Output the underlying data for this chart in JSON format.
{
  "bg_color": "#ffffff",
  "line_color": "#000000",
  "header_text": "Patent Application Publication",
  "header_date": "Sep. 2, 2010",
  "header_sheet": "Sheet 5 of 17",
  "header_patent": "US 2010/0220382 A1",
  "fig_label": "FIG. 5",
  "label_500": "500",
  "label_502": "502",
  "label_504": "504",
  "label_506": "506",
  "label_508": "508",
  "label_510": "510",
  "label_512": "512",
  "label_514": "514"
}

◆ ◆ ◆ ◆ ◆ ◆ ◆

Given problem
Reproduce each entry exactly, leaving out nothing.

Response to this task
Output the underlying data for this chart in JSON format.
{
  "bg_color": "#ffffff",
  "line_color": "#000000",
  "header_text": "Patent Application Publication",
  "header_date": "Sep. 2, 2010",
  "header_sheet": "Sheet 5 of 17",
  "header_patent": "US 2010/0220382 A1",
  "fig_label": "FIG. 5",
  "label_500": "500",
  "label_502": "502",
  "label_504": "504",
  "label_506": "506",
  "label_508": "508",
  "label_510": "510",
  "label_512": "512",
  "label_514": "514"
}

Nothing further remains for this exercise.